Exercise objective: Each record that follows should be repeated exactly, minus any images.

'''

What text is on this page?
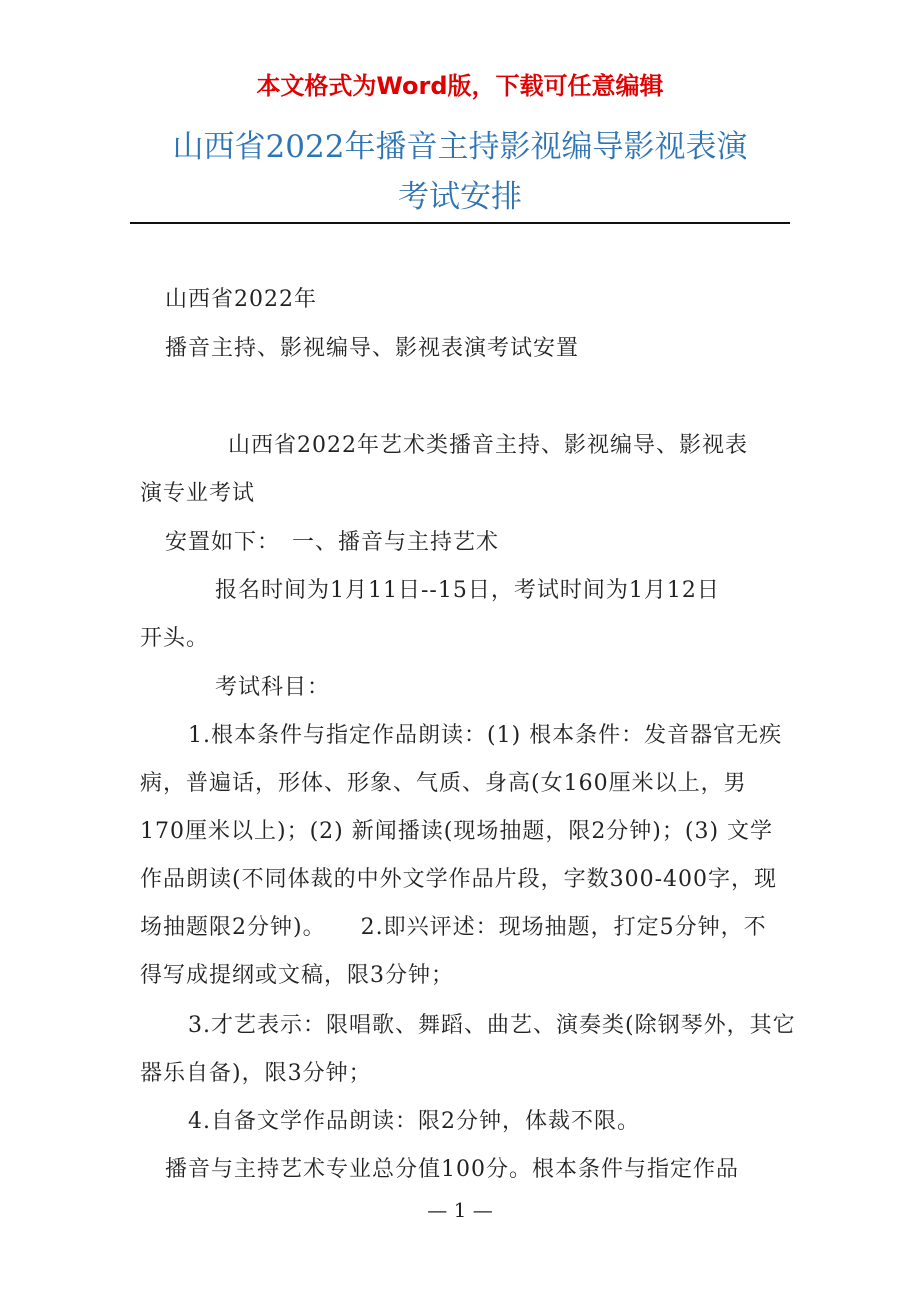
本文格式为Word版，下载可任意编辑
山西省2022年播音主持影视编导影视表演
考试安排
山西省2022年
播音主持、影视编导、影视表演考试安置
山西省2022年艺术类播音主持、影视编导、影视表
演专业考试
安置如下：　一、播音与主持艺术
报名时间为1月11日--15日，考试时间为1月12日
开头。
考试科目：
1.根本条件与指定作品朗读：(1) 根本条件：发音器官无疾病，普遍话，形体、形象、气质、身高(女160厘米以上，男170厘米以上)；(2) 新闻播读(现场抽题，限2分钟)；(3) 文学作品朗读(不同体裁的中外文学作品片段，字数300-400字，现场抽题限2分钟)。　　2.即兴评述：现场抽题，打定5分钟，不得写成提纲或文稿，限3分钟；
3.才艺表示：限唱歌、舞蹈、曲艺、演奏类(除钢琴外，其它器乐自备)，限3分钟；
4.自备文学作品朗读：限2分钟，体裁不限。
播音与主持艺术专业总分值100分。根本条件与指定作品
— 1 —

'''

Expected answer:
What text is on this page?
本文格式为Word版，下载可任意编辑
山西省2022年播音主持影视编导影视表演
考试安排
山西省2022年
播音主持、影视编导、影视表演考试安置
山西省2022年艺术类播音主持、影视编导、影视表
演专业考试
安置如下：　一、播音与主持艺术
报名时间为1月11日--15日，考试时间为1月12日
开头。
考试科目：
1.根本条件与指定作品朗读：(1) 根本条件：发音器官无疾病，普遍话，形体、形象、气质、身高(女160厘米以上，男170厘米以上)；(2) 新闻播读(现场抽题，限2分钟)；(3) 文学作品朗读(不同体裁的中外文学作品片段，字数300-400字，现场抽题限2分钟)。　　2.即兴评述：现场抽题，打定5分钟，不得写成提纲或文稿，限3分钟；
3.才艺表示：限唱歌、舞蹈、曲艺、演奏类(除钢琴外，其它器乐自备)，限3分钟；
4.自备文学作品朗读：限2分钟，体裁不限。
播音与主持艺术专业总分值100分。根本条件与指定作品
— 1 —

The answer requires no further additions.